* **Written exercise**:
Check every line below for the word "icon" and show those that hold it.

* **Records to use**:
....
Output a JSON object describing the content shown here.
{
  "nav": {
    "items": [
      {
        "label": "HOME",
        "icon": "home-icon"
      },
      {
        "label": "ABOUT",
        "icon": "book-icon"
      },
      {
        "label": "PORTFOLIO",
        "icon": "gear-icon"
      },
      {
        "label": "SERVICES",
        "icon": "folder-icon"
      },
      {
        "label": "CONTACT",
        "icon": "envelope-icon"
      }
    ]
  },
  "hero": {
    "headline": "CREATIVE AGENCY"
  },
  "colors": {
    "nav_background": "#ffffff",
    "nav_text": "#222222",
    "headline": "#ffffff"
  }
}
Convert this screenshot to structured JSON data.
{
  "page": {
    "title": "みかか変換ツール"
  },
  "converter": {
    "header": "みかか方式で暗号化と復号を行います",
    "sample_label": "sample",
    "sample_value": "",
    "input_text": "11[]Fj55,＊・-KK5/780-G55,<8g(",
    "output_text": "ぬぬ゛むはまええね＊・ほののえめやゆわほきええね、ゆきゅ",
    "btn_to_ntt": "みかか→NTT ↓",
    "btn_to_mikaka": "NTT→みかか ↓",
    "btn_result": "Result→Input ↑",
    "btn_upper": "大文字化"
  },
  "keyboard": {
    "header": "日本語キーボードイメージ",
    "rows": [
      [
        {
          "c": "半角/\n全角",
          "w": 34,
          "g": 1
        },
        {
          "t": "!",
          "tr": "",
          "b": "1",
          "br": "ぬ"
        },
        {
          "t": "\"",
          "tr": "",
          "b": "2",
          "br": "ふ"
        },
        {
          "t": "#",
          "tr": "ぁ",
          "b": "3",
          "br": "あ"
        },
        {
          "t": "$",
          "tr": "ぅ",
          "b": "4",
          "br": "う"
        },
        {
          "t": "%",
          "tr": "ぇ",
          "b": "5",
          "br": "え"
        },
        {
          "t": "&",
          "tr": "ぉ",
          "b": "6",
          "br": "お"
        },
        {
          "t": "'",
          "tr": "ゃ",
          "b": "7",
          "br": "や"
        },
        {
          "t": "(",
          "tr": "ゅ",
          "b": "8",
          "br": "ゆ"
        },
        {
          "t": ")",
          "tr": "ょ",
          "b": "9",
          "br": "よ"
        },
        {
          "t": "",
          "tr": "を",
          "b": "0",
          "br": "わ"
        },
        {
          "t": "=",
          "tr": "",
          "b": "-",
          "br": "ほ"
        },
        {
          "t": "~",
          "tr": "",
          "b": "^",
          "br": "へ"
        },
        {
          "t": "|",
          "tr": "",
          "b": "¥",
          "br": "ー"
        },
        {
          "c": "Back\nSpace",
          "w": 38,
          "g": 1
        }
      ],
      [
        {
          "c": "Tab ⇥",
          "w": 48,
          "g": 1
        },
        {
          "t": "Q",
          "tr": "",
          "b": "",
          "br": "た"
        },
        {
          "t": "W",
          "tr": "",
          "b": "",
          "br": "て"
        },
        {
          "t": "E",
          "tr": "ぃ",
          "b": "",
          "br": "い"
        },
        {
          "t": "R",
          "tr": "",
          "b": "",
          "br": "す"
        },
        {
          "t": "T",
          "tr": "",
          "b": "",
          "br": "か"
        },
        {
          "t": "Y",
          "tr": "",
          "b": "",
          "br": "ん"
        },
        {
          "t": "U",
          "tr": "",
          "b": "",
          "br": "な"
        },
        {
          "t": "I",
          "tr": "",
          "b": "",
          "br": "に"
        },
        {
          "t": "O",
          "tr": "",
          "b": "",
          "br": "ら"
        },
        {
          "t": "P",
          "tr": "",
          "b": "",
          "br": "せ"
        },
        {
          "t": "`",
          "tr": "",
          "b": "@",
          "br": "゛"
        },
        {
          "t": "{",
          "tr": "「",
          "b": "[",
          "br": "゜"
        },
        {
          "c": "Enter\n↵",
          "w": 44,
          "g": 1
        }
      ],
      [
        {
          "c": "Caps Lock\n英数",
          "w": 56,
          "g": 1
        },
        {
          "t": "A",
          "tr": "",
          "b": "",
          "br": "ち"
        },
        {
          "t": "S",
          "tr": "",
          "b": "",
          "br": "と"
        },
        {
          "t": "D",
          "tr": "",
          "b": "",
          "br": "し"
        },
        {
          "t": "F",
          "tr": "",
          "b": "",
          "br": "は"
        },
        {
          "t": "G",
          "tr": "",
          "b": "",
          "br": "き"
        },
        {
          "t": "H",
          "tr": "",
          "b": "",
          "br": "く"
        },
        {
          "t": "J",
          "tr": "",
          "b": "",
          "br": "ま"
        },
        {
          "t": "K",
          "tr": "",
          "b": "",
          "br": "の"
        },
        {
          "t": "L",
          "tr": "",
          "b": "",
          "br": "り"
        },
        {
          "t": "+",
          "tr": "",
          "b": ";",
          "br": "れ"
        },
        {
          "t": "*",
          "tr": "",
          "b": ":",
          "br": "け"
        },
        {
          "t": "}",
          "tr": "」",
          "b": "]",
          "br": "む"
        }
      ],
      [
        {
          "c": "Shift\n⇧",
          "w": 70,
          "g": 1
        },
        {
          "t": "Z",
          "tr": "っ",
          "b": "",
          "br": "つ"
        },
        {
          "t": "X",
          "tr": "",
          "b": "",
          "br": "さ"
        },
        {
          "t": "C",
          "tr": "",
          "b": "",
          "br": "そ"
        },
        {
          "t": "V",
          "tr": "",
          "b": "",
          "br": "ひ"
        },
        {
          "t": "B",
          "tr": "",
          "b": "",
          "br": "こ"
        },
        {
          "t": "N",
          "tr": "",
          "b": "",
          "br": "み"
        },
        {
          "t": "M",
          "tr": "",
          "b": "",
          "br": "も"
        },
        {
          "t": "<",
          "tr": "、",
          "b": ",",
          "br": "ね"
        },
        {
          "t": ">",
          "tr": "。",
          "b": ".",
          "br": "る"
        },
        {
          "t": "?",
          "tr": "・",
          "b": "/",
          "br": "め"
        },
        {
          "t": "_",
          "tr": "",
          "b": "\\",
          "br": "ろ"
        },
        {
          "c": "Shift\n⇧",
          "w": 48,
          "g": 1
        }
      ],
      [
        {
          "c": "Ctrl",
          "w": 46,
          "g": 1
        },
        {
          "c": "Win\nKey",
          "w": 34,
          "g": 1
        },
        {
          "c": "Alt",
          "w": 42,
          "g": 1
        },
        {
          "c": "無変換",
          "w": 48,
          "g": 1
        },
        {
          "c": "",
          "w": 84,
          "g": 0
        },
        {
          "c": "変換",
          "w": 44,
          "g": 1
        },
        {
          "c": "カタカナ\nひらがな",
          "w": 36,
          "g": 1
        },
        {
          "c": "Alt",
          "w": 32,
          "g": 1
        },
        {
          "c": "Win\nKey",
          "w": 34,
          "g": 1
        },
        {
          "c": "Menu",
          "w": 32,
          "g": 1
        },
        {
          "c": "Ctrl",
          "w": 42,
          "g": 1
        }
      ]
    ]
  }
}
....
* **Completed task**:
        "icon": "home-icon"
        "icon": "book-icon"
        "icon": "gear-icon"
        "icon": "folder-icon"
        "icon": "envelope-icon"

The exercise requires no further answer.